**TASK INPUT:**
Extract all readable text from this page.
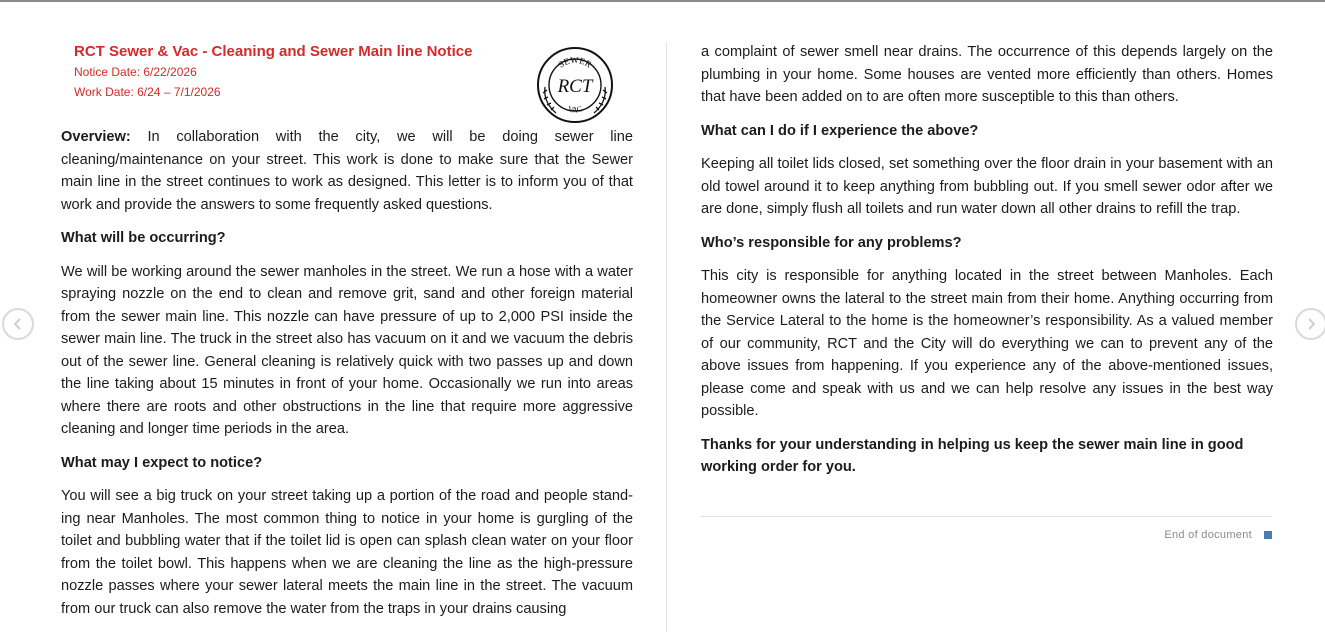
RCT Sewer & Vac - Cleaning and Sewer Main line Notice
Notice Date: 6/22/2026
Work Date: 6/24 – 7/1/2026
SEWER
VAC
RCT

Overview: In collaboration with the city, we will be doing sewer line cleaning/maintenance on your street. This work is done to make sure that the Sewer main line in the street continues to work as designed. This letter is to inform you of that work and provide the answers to some frequently asked questions.

What will be occurring?

We will be working around the sewer manholes in the street. We run a hose with a water spraying nozzle on the end to clean and remove grit, sand and other foreign material from the sewer main line. This nozzle can have pressure of up to 2,000 PSI inside the sewer main line. The truck in the street also has vacuum on it and we vacuum the debris out of the sewer line. General cleaning is relatively quick with two passes up and down the line taking about 15 minutes in front of your home. Occasionally we run into areas where there are roots and other obstructions in the line that require more aggressive cleaning and longer time periods in the area.

What may I expect to notice?

You will see a big truck on your street taking up a portion of the road and people stand-ing near Manholes. The most common thing to notice in your home is gurgling of the toilet and bubbling water that if the toilet lid is open can splash clean water on your floor from the toilet bowl. This happens when we are cleaning the line as the high-pressure nozzle passes where your sewer lateral meets the main line in the street. The vacuum from our truck can also remove the water from the traps in your drains causing

a complaint of sewer smell near drains. The occurrence of this depends largely on the plumbing in your home. Some houses are vented more efficiently than others. Homes that have been added on to are often more susceptible to this than others.

What can I do if I experience the above?

Keeping all toilet lids closed, set something over the floor drain in your basement with an old towel around it to keep anything from bubbling out. If you smell sewer odor after we are done, simply flush all toilets and run water down all other drains to refill the trap.

Who’s responsible for any problems?

This city is responsible for anything located in the street between Manholes. Each homeowner owns the lateral to the street main from their home. Anything occurring from the Service Lateral to the home is the homeowner’s responsibility. As a valued member of our community, RCT and the City will do everything we can to prevent any of the above issues from happening. If you experience any of the above-mentioned issues, please come and speak with us and we can help resolve any issues in the best way possible.

Thanks for your understanding in helping us keep the sewer main line in good working order for you.

End of document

**WHAT THE TASK REQUIRES:**
Quote the entries in full. Any image among them is to be omitted from the copy.

**TASK ANSWER:**
Extract all readable text from this page.
RCT Sewer & Vac - Cleaning and Sewer Main line Notice
Notice Date: 6/22/2026
Work Date: 6/24 – 7/1/2026
SEWER
VAC
RCT

Overview: In collaboration with the city, we will be doing sewer line cleaning/maintenance on your street. This work is done to make sure that the Sewer main line in the street continues to work as designed. This letter is to inform you of that work and provide the answers to some frequently asked questions.

What will be occurring?

We will be working around the sewer manholes in the street. We run a hose with a water spraying nozzle on the end to clean and remove grit, sand and other foreign material from the sewer main line. This nozzle can have pressure of up to 2,000 PSI inside the sewer main line. The truck in the street also has vacuum on it and we vacuum the debris out of the sewer line. General cleaning is relatively quick with two passes up and down the line taking about 15 minutes in front of your home. Occasionally we run into areas where there are roots and other obstructions in the line that require more aggressive cleaning and longer time periods in the area.

What may I expect to notice?

You will see a big truck on your street taking up a portion of the road and people stand-ing near Manholes. The most common thing to notice in your home is gurgling of the toilet and bubbling water that if the toilet lid is open can splash clean water on your floor from the toilet bowl. This happens when we are cleaning the line as the high-pressure nozzle passes where your sewer lateral meets the main line in the street. The vacuum from our truck can also remove the water from the traps in your drains causing

a complaint of sewer smell near drains. The occurrence of this depends largely on the plumbing in your home. Some houses are vented more efficiently than others. Homes that have been added on to are often more susceptible to this than others.

What can I do if I experience the above?

Keeping all toilet lids closed, set something over the floor drain in your basement with an old towel around it to keep anything from bubbling out. If you smell sewer odor after we are done, simply flush all toilets and run water down all other drains to refill the trap.

Who’s responsible for any problems?

This city is responsible for anything located in the street between Manholes. Each homeowner owns the lateral to the street main from their home. Anything occurring from the Service Lateral to the home is the homeowner’s responsibility. As a valued member of our community, RCT and the City will do everything we can to prevent any of the above issues from happening. If you experience any of the above-mentioned issues, please come and speak with us and we can help resolve any issues in the best way possible.

Thanks for your understanding in helping us keep the sewer main line in good working order for you.

End of document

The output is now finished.